* **YOUR OBJECTIVE**: Which lines in the records below contain the word "sprocket"? Extract each such line in full, treating uppercase and lowercase as different.

Saved entries:

* * * * * * * * *

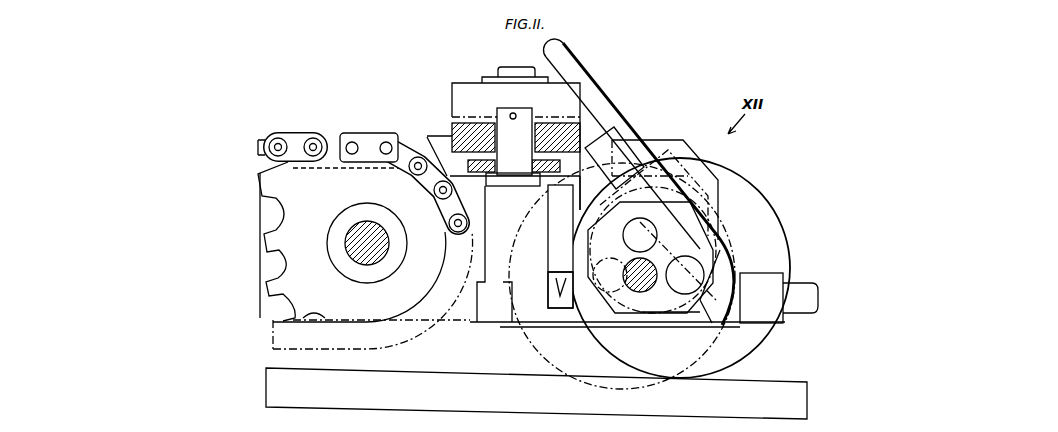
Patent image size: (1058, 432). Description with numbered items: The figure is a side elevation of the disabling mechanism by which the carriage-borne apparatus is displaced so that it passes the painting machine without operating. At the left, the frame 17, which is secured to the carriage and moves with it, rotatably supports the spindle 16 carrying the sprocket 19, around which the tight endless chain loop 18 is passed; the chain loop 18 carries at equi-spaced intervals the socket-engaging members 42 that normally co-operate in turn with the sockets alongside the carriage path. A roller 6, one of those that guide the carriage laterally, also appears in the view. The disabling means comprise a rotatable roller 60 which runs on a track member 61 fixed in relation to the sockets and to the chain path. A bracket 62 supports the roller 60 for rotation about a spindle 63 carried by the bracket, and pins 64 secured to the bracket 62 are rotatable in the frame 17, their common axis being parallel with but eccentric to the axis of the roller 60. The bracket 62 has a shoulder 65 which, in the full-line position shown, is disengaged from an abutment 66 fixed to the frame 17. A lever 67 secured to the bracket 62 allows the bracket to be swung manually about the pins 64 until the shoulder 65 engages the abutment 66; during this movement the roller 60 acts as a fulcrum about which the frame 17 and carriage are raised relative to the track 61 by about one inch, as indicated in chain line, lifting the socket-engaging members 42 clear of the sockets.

The roller 6 is at (463, 93).
The spindle 16 is at (370, 250).
The frame 17 is at (463, 318).
The endless chain loop 18 is at (296, 143).
The sprocket 19 is at (283, 236).
The socket-engaging member 42 is at (373, 140).
The roller 60 is at (753, 332).
The track member 61 is at (747, 397).
The bracket 62 is at (653, 170).
The spindle 63 is at (617, 267).
The pin 64 is at (640, 230).
The shoulder 65 is at (568, 268).
The abutment 66 is at (547, 190).
The lever 67 is at (593, 102).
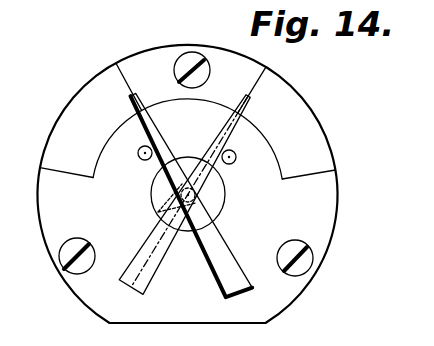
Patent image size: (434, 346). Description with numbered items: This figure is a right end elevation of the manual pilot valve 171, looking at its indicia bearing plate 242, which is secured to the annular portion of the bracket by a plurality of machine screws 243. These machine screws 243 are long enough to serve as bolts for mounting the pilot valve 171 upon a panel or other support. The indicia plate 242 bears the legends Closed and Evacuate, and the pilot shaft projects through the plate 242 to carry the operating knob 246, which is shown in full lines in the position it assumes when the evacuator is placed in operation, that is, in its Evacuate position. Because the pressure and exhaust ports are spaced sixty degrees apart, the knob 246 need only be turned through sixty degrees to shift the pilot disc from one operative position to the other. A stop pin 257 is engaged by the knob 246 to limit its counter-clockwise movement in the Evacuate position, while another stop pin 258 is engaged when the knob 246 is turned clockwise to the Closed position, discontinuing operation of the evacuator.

* * * * * * * * *

* **OUTPUT OF THE EXERCISE**:
Patent image size: (1058, 432). Description with numbered items: The figure is a side elevation of the disabling mechanism by which the carriage-borne apparatus is displaced so that it passes the painting machine without operating. At the left, the frame 17, which is secured to the carriage and moves with it, rotatably supports the spindle 16 carrying the sprocket 19, around which the tight endless chain loop 18 is passed; the chain loop 18 carries at equi-spaced intervals the socket-engaging members 42 that normally co-operate in turn with the sockets alongside the carriage path. A roller 6, one of those that guide the carriage laterally, also appears in the view. The disabling means comprise a rotatable roller 60 which runs on a track member 61 fixed in relation to the sockets and to the chain path. A bracket 62 supports the roller 60 for rotation about a spindle 63 carried by the bracket, and pins 64 secured to the bracket 62 are rotatable in the frame 17, their common axis being parallel with but eccentric to the axis of the roller 60. The bracket 62 has a shoulder 65 which, in the full-line position shown, is disengaged from an abutment 66 fixed to the frame 17. A lever 67 secured to the bracket 62 allows the bracket to be swung manually about the pins 64 until the shoulder 65 engages the abutment 66; during this movement the roller 60 acts as a fulcrum about which the frame 17 and carriage are raised relative to the track 61 by about one inch, as indicated in chain line, lifting the socket-engaging members 42 clear of the sockets.
The sprocket 19 is at (283, 236).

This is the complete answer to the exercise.